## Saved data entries
--------------------

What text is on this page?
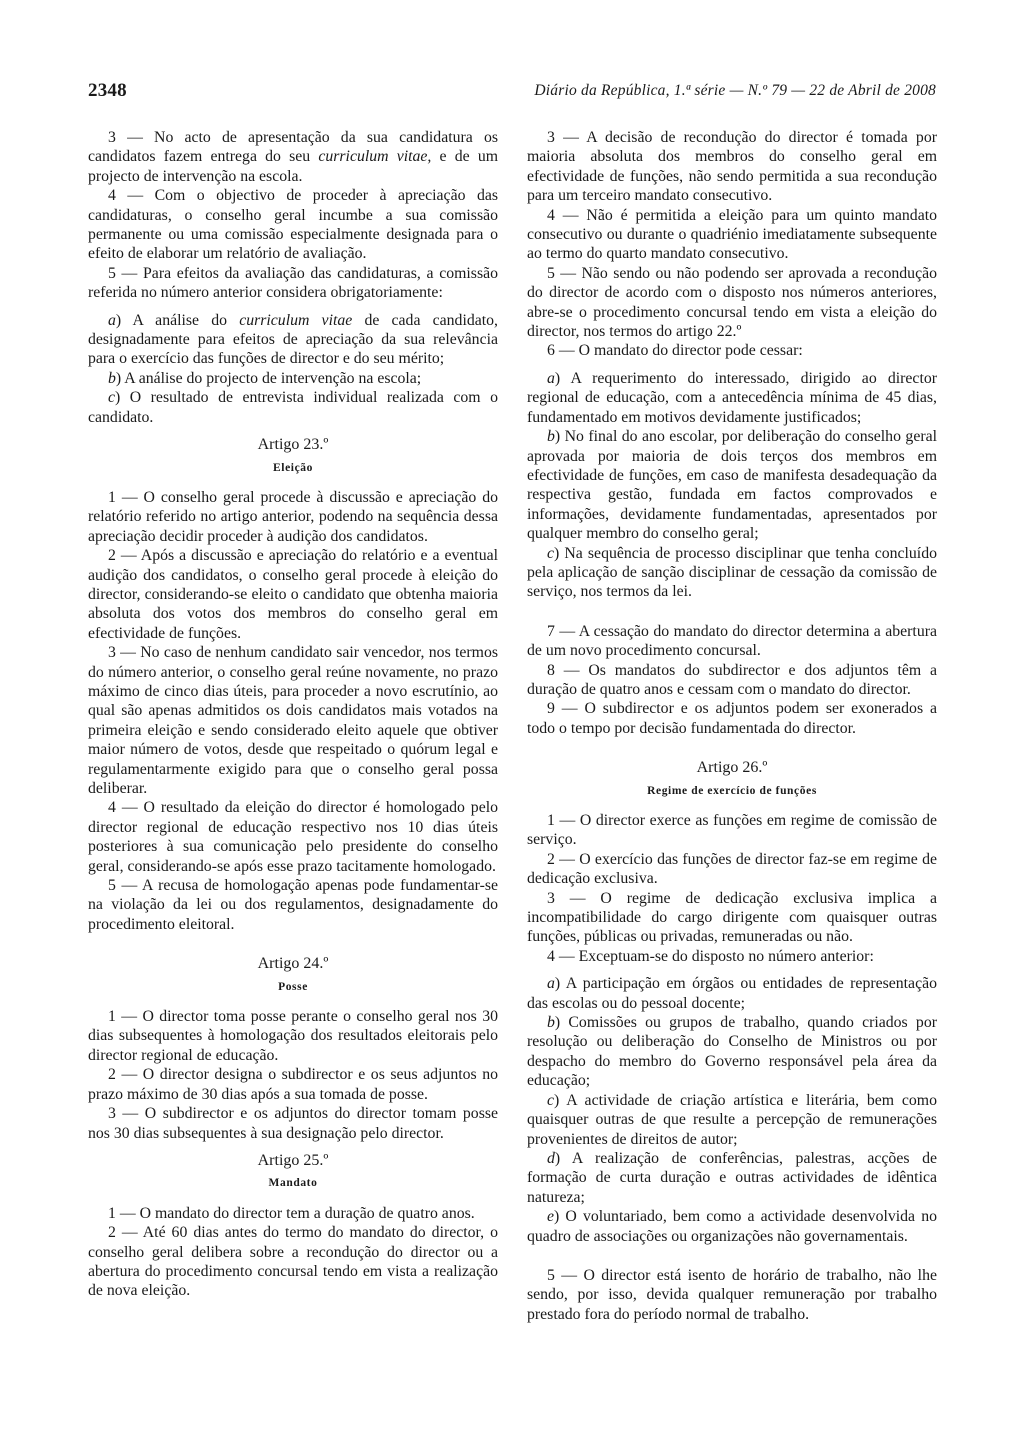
2348	Diário da República, 1.ª série — N.º 79 — 22 de Abril de 2008

3 — No acto de apresentação da sua candidatura os candidatos fazem entrega do seu curriculum vitae, e de um projecto de intervenção na escola.

4 — Com o objectivo de proceder à apreciação das candidaturas, o conselho geral incumbe a sua comissão permanente ou uma comissão especialmente designada para o efeito de elaborar um relatório de avaliação.

5 — Para efeitos da avaliação das candidaturas, a comissão referida no número anterior considera obrigatoriamente:

a) A análise do curriculum vitae de cada candidato, designadamente para efeitos de apreciação da sua relevância para o exercício das funções de director e do seu mérito;

b) A análise do projecto de intervenção na escola;

c) O resultado de entrevista individual realizada com o candidato.

Artigo 23.º

Eleição

1 — O conselho geral procede à discussão e apreciação do relatório referido no artigo anterior, podendo na sequência dessa apreciação decidir proceder à audição dos candidatos.

2 — Após a discussão e apreciação do relatório e a eventual audição dos candidatos, o conselho geral procede à eleição do director, considerando-se eleito o candidato que obtenha maioria absoluta dos votos dos membros do conselho geral em efectividade de funções.

3 — No caso de nenhum candidato sair vencedor, nos termos do número anterior, o conselho geral reúne novamente, no prazo máximo de cinco dias úteis, para proceder a novo escrutínio, ao qual são apenas admitidos os dois candidatos mais votados na primeira eleição e sendo considerado eleito aquele que obtiver maior número de votos, desde que respeitado o quórum legal e regulamentarmente exigido para que o conselho geral possa deliberar.

4 — O resultado da eleição do director é homologado pelo director regional de educação respectivo nos 10 dias úteis posteriores à sua comunicação pelo presidente do conselho geral, considerando-se após esse prazo tacitamente homologado.

5 — A recusa de homologação apenas pode fundamentar-se na violação da lei ou dos regulamentos, designadamente do procedimento eleitoral.

Artigo 24.º

Posse

1 — O director toma posse perante o conselho geral nos 30 dias subsequentes à homologação dos resultados eleitorais pelo director regional de educação.

2 — O director designa o subdirector e os seus adjuntos no prazo máximo de 30 dias após a sua tomada de posse.

3 — O subdirector e os adjuntos do director tomam posse nos 30 dias subsequentes à sua designação pelo director.

Artigo 25.º

Mandato

1 — O mandato do director tem a duração de quatro anos.

2 — Até 60 dias antes do termo do mandato do director, o conselho geral delibera sobre a recondução do director ou a abertura do procedimento concursal tendo em vista a realização de nova eleição.

3 — A decisão de recondução do director é tomada por maioria absoluta dos membros do conselho geral em efectividade de funções, não sendo permitida a sua recondução para um terceiro mandato consecutivo.

4 — Não é permitida a eleição para um quinto mandato consecutivo ou durante o quadriénio imediatamente subsequente ao termo do quarto mandato consecutivo.

5 — Não sendo ou não podendo ser aprovada a recondução do director de acordo com o disposto nos números anteriores, abre-se o procedimento concursal tendo em vista a eleição do director, nos termos do artigo 22.º

6 — O mandato do director pode cessar:

a) A requerimento do interessado, dirigido ao director regional de educação, com a antecedência mínima de 45 dias, fundamentado em motivos devidamente justificados;

b) No final do ano escolar, por deliberação do conselho geral aprovada por maioria de dois terços dos membros em efectividade de funções, em caso de manifesta desadequação da respectiva gestão, fundada em factos comprovados e informações, devidamente fundamentadas, apresentados por qualquer membro do conselho geral;

c) Na sequência de processo disciplinar que tenha concluído pela aplicação de sanção disciplinar de cessação da comissão de serviço, nos termos da lei.

7 — A cessação do mandato do director determina a abertura de um novo procedimento concursal.

8 — Os mandatos do subdirector e dos adjuntos têm a duração de quatro anos e cessam com o mandato do director.

9 — O subdirector e os adjuntos podem ser exonerados a todo o tempo por decisão fundamentada do director.

Artigo 26.º

Regime de exercício de funções

1 — O director exerce as funções em regime de comissão de serviço.

2 — O exercício das funções de director faz-se em regime de dedicação exclusiva.

3 — O regime de dedicação exclusiva implica a incompatibilidade do cargo dirigente com quaisquer outras funções, públicas ou privadas, remuneradas ou não.

4 — Exceptuam-se do disposto no número anterior:

a) A participação em órgãos ou entidades de representação das escolas ou do pessoal docente;

b) Comissões ou grupos de trabalho, quando criados por resolução ou deliberação do Conselho de Ministros ou por despacho do membro do Governo responsável pela área da educação;

c) A actividade de criação artística e literária, bem como quaisquer outras de que resulte a percepção de remunerações provenientes de direitos de autor;

d) A realização de conferências, palestras, acções de formação de curta duração e outras actividades de idêntica natureza;

e) O voluntariado, bem como a actividade desenvolvida no quadro de associações ou organizações não governamentais.

5 — O director está isento de horário de trabalho, não lhe sendo, por isso, devida qualquer remuneração por trabalho prestado fora do período normal de trabalho.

--------------------

## Aim of the exercise
Search the records above for "outras". Copy each line where it is found.

## Expected answer
3 — O regime de dedicação exclusiva implica a incompatibilidade do cargo dirigente com quaisquer outras funções, públicas ou privadas, remuneradas ou não.
c) A actividade de criação artística e literária, bem como quaisquer outras de que resulte a percepção de remunerações provenientes de direitos de autor;
d) A realização de conferências, palestras, acções de formação de curta duração e outras actividades de idêntica natureza;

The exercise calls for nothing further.